_EXERCISE DIRECTIONS_
Will you give the material below again, every line exactly as it is?

_EXTRACTED ENTRIES_
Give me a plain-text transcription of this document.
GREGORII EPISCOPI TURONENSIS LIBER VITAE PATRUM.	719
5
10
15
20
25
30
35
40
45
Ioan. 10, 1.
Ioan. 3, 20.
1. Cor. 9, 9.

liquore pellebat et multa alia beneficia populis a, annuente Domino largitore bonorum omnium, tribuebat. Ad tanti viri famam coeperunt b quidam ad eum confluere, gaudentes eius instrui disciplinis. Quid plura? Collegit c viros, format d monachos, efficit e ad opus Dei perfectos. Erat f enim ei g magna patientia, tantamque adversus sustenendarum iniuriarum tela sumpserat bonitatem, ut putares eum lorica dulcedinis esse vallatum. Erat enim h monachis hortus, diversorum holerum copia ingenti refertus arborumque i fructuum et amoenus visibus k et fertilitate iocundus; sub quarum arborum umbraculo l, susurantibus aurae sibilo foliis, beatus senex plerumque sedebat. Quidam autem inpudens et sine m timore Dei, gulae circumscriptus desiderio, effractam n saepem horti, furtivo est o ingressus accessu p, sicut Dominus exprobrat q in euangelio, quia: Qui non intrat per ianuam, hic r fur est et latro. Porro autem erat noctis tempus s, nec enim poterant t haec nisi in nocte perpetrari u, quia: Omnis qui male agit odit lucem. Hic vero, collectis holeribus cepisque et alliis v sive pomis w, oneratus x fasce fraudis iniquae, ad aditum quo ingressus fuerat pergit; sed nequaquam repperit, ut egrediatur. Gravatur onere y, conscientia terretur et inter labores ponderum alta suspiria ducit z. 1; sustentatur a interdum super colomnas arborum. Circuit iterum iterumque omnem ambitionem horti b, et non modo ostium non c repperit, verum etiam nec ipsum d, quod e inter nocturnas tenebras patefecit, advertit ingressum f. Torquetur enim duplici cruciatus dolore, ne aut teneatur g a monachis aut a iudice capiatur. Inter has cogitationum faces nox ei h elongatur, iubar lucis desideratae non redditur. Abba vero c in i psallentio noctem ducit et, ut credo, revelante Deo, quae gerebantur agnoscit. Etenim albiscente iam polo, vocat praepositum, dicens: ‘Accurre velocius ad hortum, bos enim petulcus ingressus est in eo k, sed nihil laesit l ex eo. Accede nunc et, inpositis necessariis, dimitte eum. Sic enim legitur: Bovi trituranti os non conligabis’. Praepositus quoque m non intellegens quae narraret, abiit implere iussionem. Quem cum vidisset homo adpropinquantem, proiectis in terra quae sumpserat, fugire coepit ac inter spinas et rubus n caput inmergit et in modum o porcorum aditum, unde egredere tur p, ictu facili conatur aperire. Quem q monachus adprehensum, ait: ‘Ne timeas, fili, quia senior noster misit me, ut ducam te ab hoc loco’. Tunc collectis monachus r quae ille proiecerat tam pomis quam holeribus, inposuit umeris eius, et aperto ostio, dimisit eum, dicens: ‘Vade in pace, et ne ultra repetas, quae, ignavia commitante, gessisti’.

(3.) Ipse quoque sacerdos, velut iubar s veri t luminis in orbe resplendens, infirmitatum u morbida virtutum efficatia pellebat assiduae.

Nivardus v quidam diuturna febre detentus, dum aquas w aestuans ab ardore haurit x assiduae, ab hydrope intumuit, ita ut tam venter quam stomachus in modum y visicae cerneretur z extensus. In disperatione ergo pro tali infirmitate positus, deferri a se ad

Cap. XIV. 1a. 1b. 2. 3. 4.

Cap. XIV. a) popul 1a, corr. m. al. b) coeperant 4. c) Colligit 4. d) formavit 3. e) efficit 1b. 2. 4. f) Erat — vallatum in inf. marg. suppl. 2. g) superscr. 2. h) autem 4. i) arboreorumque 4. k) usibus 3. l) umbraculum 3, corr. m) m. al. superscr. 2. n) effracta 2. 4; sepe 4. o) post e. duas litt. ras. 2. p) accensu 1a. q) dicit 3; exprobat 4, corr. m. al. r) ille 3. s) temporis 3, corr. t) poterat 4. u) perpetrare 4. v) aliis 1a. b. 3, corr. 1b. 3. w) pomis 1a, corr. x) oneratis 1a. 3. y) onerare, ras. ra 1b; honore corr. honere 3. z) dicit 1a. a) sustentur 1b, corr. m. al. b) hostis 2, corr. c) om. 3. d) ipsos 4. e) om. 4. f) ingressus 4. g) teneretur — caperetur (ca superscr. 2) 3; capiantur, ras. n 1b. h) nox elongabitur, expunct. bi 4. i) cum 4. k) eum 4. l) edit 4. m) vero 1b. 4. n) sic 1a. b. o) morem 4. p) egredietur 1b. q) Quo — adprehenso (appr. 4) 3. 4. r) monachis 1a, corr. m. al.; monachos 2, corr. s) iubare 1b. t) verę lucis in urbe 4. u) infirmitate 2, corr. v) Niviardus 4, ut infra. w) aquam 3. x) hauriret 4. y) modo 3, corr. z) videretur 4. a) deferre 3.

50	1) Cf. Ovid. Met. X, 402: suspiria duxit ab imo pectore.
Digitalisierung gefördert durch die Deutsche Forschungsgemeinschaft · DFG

_RESULT BELOW_
Give me a plain-text transcription of this document.
GREGORII EPISCOPI TURONENSIS LIBER VITAE PATRUM.	719
5
10
15
20
25
30
35
40
45
Ioan. 10, 1.
Ioan. 3, 20.
1. Cor. 9, 9.

liquore pellebat et multa alia beneficia populis a, annuente Domino largitore bonorum omnium, tribuebat. Ad tanti viri famam coeperunt b quidam ad eum confluere, gaudentes eius instrui disciplinis. Quid plura? Collegit c viros, format d monachos, efficit e ad opus Dei perfectos. Erat f enim ei g magna patientia, tantamque adversus sustenendarum iniuriarum tela sumpserat bonitatem, ut putares eum lorica dulcedinis esse vallatum. Erat enim h monachis hortus, diversorum holerum copia ingenti refertus arborumque i fructuum et amoenus visibus k et fertilitate iocundus; sub quarum arborum umbraculo l, susurantibus aurae sibilo foliis, beatus senex plerumque sedebat. Quidam autem inpudens et sine m timore Dei, gulae circumscriptus desiderio, effractam n saepem horti, furtivo est o ingressus accessu p, sicut Dominus exprobrat q in euangelio, quia: Qui non intrat per ianuam, hic r fur est et latro. Porro autem erat noctis tempus s, nec enim poterant t haec nisi in nocte perpetrari u, quia: Omnis qui male agit odit lucem. Hic vero, collectis holeribus cepisque et alliis v sive pomis w, oneratus x fasce fraudis iniquae, ad aditum quo ingressus fuerat pergit; sed nequaquam repperit, ut egrediatur. Gravatur onere y, conscientia terretur et inter labores ponderum alta suspiria ducit z. 1; sustentatur a interdum super colomnas arborum. Circuit iterum iterumque omnem ambitionem horti b, et non modo ostium non c repperit, verum etiam nec ipsum d, quod e inter nocturnas tenebras patefecit, advertit ingressum f. Torquetur enim duplici cruciatus dolore, ne aut teneatur g a monachis aut a iudice capiatur. Inter has cogitationum faces nox ei h elongatur, iubar lucis desideratae non redditur. Abba vero c in i psallentio noctem ducit et, ut credo, revelante Deo, quae gerebantur agnoscit. Etenim albiscente iam polo, vocat praepositum, dicens: ‘Accurre velocius ad hortum, bos enim petulcus ingressus est in eo k, sed nihil laesit l ex eo. Accede nunc et, inpositis necessariis, dimitte eum. Sic enim legitur: Bovi trituranti os non conligabis’. Praepositus quoque m non intellegens quae narraret, abiit implere iussionem. Quem cum vidisset homo adpropinquantem, proiectis in terra quae sumpserat, fugire coepit ac inter spinas et rubus n caput inmergit et in modum o porcorum aditum, unde egredere tur p, ictu facili conatur aperire. Quem q monachus adprehensum, ait: ‘Ne timeas, fili, quia senior noster misit me, ut ducam te ab hoc loco’. Tunc collectis monachus r quae ille proiecerat tam pomis quam holeribus, inposuit umeris eius, et aperto ostio, dimisit eum, dicens: ‘Vade in pace, et ne ultra repetas, quae, ignavia commitante, gessisti’.

(3.) Ipse quoque sacerdos, velut iubar s veri t luminis in orbe resplendens, infirmitatum u morbida virtutum efficatia pellebat assiduae.

Nivardus v quidam diuturna febre detentus, dum aquas w aestuans ab ardore haurit x assiduae, ab hydrope intumuit, ita ut tam venter quam stomachus in modum y visicae cerneretur z extensus. In disperatione ergo pro tali infirmitate positus, deferri a se ad

Cap. XIV. 1a. 1b. 2. 3. 4.

Cap. XIV. a) popul 1a, corr. m. al. b) coeperant 4. c) Colligit 4. d) formavit 3. e) efficit 1b. 2. 4. f) Erat — vallatum in inf. marg. suppl. 2. g) superscr. 2. h) autem 4. i) arboreorumque 4. k) usibus 3. l) umbraculum 3, corr. m) m. al. superscr. 2. n) effracta 2. 4; sepe 4. o) post e. duas litt. ras. 2. p) accensu 1a. q) dicit 3; exprobat 4, corr. m. al. r) ille 3. s) temporis 3, corr. t) poterat 4. u) perpetrare 4. v) aliis 1a. b. 3, corr. 1b. 3. w) pomis 1a, corr. x) oneratis 1a. 3. y) onerare, ras. ra 1b; honore corr. honere 3. z) dicit 1a. a) sustentur 1b, corr. m. al. b) hostis 2, corr. c) om. 3. d) ipsos 4. e) om. 4. f) ingressus 4. g) teneretur — caperetur (ca superscr. 2) 3; capiantur, ras. n 1b. h) nox elongabitur, expunct. bi 4. i) cum 4. k) eum 4. l) edit 4. m) vero 1b. 4. n) sic 1a. b. o) morem 4. p) egredietur 1b. q) Quo — adprehenso (appr. 4) 3. 4. r) monachis 1a, corr. m. al.; monachos 2, corr. s) iubare 1b. t) verę lucis in urbe 4. u) infirmitate 2, corr. v) Niviardus 4, ut infra. w) aquam 3. x) hauriret 4. y) modo 3, corr. z) videretur 4. a) deferre 3.

50	1) Cf. Ovid. Met. X, 402: suspiria duxit ab imo pectore.
Digitalisierung gefördert durch die Deutsche Forschungsgemeinschaft · DFG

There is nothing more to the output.